Your objective:
Find all lines in the listing that include the word "家計金融資産の世代別保有内訳", then copy them.

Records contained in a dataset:
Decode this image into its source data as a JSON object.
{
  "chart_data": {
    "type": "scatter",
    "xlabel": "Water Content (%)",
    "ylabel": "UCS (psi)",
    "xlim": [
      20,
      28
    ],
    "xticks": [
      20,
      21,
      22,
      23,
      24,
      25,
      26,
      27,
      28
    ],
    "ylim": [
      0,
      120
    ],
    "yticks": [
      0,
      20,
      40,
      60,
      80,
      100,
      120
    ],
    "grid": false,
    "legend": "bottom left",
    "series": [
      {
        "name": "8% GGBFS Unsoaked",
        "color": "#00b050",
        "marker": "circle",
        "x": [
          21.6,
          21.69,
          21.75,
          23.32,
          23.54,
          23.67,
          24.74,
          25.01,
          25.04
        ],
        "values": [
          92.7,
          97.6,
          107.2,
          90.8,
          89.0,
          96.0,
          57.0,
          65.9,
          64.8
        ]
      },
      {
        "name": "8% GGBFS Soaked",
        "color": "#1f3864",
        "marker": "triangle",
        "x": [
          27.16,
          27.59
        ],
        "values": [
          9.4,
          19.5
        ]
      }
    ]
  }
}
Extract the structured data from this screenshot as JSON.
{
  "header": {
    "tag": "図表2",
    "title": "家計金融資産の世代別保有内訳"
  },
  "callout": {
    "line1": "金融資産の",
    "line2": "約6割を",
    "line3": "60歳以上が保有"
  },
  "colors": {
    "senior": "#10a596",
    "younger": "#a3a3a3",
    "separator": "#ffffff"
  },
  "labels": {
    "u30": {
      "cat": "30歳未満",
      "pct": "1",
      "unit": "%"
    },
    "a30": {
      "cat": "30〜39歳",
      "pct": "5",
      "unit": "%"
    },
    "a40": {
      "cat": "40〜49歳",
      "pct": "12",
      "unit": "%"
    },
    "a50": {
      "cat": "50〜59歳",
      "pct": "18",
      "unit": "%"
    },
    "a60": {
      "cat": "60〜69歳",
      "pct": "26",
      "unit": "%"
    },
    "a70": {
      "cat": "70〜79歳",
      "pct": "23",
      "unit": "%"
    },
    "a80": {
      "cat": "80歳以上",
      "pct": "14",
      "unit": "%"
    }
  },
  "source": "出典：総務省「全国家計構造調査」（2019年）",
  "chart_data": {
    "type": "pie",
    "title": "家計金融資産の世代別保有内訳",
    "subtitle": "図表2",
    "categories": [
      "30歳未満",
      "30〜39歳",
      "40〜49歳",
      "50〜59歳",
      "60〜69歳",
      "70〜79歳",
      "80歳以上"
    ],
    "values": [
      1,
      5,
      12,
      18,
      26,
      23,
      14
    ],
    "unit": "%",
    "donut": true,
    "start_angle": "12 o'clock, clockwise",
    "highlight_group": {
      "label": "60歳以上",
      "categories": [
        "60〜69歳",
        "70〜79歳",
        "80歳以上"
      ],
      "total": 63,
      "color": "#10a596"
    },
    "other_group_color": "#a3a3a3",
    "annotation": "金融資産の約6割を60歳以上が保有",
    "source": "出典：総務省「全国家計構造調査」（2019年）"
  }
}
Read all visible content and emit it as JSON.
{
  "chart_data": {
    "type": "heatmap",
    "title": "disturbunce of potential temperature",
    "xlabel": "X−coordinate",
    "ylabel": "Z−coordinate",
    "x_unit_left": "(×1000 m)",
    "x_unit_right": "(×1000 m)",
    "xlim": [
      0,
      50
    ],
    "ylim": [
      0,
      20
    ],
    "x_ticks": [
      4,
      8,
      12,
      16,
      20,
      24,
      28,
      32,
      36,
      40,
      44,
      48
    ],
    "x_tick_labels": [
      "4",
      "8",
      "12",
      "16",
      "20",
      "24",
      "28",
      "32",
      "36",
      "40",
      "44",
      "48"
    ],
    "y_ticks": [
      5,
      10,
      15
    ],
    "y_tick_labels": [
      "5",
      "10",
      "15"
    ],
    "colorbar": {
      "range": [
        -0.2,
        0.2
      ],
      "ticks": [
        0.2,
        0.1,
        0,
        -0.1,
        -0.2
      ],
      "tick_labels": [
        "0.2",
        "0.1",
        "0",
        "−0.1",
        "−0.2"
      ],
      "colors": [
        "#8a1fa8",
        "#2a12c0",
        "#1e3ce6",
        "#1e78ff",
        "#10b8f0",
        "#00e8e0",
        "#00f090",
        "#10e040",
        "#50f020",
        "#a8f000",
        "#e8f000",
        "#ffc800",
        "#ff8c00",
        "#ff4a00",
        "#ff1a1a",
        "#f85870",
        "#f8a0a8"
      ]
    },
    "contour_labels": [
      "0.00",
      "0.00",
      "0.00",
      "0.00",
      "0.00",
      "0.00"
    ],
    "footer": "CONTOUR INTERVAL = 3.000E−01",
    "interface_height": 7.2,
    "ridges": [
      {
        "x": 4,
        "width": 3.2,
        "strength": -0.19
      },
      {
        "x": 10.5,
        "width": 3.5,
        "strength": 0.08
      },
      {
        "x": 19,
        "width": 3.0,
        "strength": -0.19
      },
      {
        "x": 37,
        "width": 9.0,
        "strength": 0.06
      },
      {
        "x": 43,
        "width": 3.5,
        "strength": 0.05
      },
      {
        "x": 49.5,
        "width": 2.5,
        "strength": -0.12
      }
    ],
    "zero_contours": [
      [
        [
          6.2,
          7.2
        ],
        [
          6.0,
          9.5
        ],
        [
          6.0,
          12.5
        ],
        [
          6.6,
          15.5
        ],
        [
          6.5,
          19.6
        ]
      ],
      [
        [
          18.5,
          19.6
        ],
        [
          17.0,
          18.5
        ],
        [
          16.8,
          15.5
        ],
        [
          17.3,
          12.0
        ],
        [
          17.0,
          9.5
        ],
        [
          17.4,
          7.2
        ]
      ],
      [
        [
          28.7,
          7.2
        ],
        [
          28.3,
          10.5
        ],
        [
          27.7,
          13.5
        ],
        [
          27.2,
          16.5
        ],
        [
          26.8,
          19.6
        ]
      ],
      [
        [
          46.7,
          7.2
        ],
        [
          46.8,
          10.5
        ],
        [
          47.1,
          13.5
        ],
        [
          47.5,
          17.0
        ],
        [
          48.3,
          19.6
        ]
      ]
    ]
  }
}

Result for this exercise:
    "title": "家計金融資産の世代別保有内訳"
    "title": "家計金融資産の世代別保有内訳",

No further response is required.